#### [Short exercise]
Show all lines holding the string "chopped".

[BEGIN Dataset entries]

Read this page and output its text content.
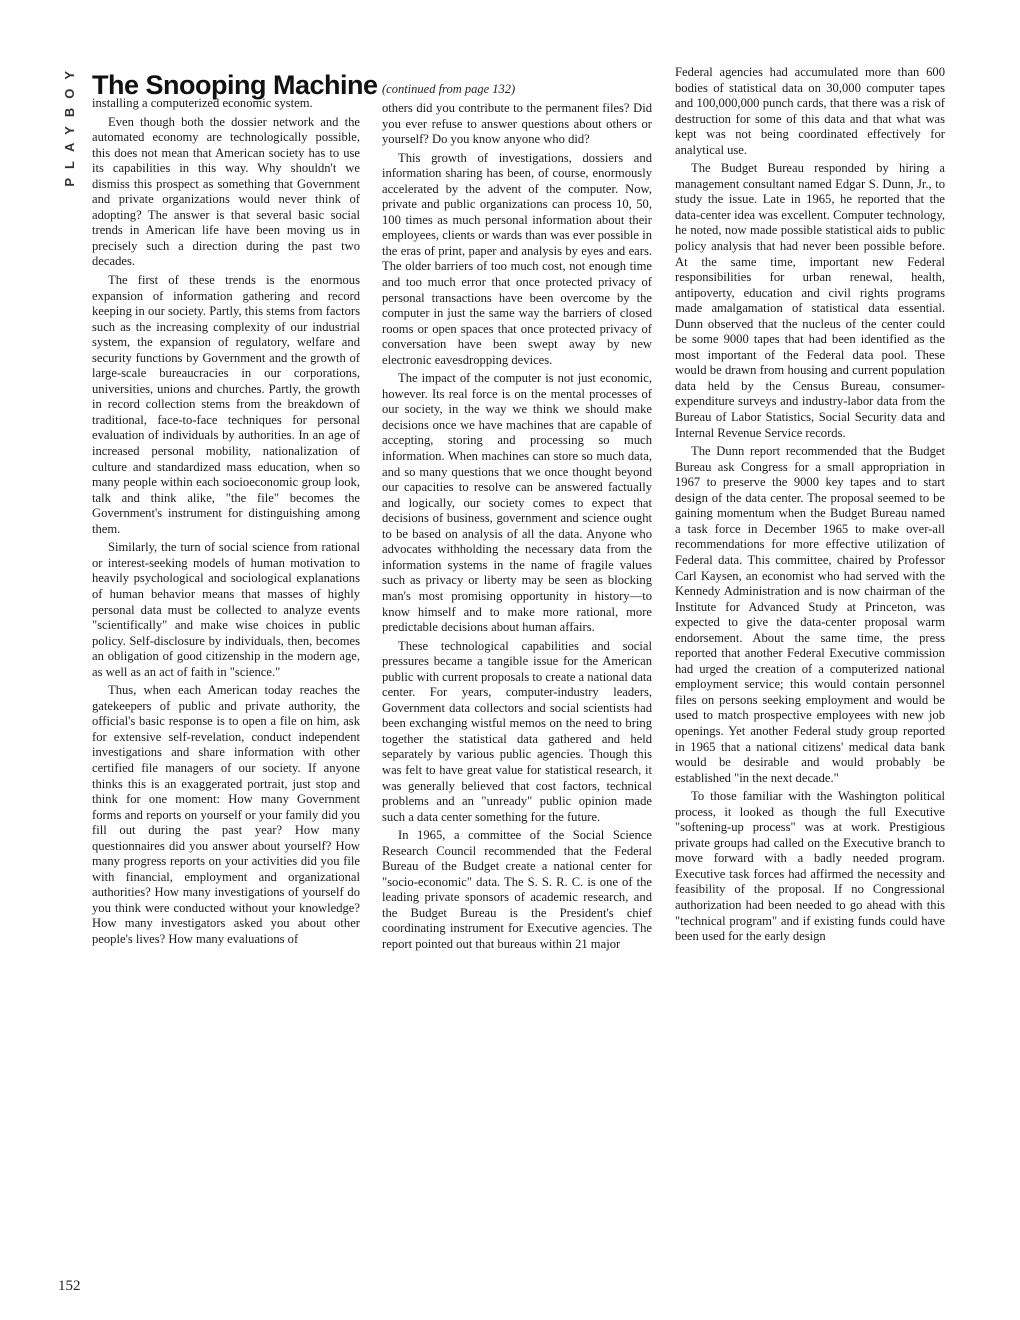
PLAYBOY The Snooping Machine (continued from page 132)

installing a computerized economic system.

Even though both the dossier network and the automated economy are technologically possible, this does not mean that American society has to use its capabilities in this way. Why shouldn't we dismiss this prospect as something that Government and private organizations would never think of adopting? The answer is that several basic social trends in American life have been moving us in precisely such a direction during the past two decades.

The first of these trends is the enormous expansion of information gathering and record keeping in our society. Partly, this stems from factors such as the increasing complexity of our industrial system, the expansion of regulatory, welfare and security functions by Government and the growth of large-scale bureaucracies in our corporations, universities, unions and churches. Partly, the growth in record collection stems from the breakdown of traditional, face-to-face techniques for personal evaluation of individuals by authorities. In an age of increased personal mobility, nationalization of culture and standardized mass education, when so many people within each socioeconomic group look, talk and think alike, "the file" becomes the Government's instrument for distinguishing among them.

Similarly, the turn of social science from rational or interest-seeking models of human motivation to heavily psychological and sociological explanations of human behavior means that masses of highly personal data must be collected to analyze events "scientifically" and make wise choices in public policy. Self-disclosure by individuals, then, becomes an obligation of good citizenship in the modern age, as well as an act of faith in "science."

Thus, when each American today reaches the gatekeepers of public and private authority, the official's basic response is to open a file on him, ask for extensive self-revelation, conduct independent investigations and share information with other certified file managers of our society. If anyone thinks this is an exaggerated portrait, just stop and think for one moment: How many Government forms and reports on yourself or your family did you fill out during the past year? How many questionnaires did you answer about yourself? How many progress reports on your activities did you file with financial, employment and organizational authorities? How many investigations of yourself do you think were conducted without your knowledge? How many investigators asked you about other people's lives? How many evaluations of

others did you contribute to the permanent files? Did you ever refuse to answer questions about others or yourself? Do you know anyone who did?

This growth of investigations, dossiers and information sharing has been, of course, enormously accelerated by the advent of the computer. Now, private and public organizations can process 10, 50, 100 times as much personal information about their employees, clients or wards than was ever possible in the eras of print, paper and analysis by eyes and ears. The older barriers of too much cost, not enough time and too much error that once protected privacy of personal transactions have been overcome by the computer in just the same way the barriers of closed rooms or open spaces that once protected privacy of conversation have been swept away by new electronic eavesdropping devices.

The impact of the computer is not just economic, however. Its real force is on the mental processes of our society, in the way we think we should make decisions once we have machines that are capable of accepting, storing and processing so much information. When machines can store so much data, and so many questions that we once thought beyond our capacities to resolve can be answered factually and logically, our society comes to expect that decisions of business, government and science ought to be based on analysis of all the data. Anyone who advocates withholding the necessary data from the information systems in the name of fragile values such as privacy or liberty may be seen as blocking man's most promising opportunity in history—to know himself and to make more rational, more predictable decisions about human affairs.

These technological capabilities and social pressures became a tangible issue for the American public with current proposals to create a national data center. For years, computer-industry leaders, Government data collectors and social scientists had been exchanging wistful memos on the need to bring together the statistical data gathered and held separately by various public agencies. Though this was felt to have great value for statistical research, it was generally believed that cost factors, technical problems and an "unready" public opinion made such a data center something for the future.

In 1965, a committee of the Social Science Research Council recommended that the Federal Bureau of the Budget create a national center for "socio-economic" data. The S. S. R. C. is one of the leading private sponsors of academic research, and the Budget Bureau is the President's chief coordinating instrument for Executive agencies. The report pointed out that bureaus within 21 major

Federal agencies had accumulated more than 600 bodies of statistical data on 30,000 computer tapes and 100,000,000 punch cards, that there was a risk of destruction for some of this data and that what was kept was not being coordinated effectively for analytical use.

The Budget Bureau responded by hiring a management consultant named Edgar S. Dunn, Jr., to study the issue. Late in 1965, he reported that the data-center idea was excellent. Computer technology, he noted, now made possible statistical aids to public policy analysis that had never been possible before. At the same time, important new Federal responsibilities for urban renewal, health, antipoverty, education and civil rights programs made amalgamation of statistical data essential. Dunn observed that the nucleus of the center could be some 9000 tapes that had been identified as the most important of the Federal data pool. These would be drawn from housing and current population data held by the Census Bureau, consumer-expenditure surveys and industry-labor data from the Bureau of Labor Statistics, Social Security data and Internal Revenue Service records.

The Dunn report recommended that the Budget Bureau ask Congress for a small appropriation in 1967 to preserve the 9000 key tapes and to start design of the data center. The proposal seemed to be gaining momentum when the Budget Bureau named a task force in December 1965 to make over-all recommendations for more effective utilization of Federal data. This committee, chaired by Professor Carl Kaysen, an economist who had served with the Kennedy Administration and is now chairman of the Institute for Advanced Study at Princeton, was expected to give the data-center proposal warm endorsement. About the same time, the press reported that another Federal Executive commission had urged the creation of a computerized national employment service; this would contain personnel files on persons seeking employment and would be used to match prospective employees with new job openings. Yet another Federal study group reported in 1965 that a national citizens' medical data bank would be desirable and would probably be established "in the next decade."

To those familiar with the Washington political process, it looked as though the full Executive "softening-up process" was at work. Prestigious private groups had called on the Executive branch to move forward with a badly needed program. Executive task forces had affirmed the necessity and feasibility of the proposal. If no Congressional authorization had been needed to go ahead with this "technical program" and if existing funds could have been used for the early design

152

[END Dataset entries]
[BEGIN Dataset entries]

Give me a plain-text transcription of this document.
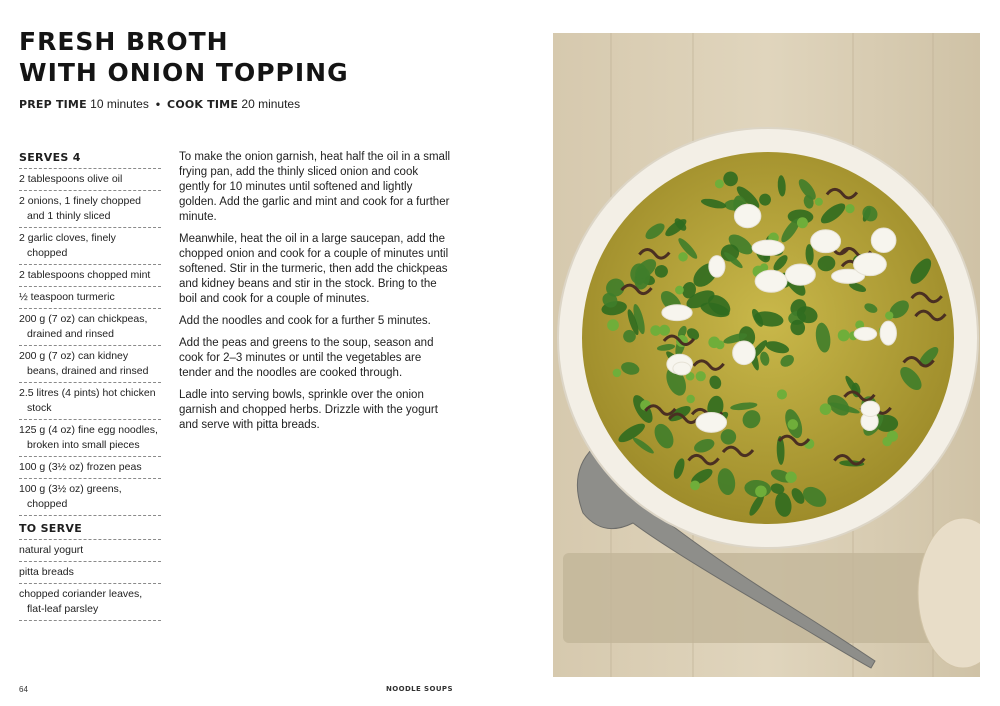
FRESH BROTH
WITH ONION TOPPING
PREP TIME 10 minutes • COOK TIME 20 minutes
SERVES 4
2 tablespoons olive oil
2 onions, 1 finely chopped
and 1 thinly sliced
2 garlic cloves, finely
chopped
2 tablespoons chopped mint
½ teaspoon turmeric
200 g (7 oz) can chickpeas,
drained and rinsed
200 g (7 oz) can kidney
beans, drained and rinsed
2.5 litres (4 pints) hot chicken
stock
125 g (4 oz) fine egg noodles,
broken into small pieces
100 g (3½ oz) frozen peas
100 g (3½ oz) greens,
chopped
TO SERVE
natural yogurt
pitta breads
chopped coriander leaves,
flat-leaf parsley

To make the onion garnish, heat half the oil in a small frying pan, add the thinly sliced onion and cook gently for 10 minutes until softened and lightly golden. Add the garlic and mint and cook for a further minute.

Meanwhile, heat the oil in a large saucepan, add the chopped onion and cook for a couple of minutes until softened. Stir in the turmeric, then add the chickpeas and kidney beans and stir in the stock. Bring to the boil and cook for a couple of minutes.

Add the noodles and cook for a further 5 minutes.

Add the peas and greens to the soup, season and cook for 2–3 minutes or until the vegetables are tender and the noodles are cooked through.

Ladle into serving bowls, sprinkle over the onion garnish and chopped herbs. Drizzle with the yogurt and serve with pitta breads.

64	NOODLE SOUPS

[END Dataset entries]

#### [Answer to the exercise]
2 onions, 1 finely chopped
chopped
2 tablespoons chopped mint
chopped
chopped coriander leaves,
Meanwhile, heat the oil in a large saucepan, add the chopped onion and cook for a couple of minutes until softened. Stir in the turmeric, then add the chickpeas and kidney beans and stir in the stock. Bring to the boil and cook for a couple of minutes.
Ladle into serving bowls, sprinkle over the onion garnish and chopped herbs. Drizzle with the yogurt and serve with pitta breads.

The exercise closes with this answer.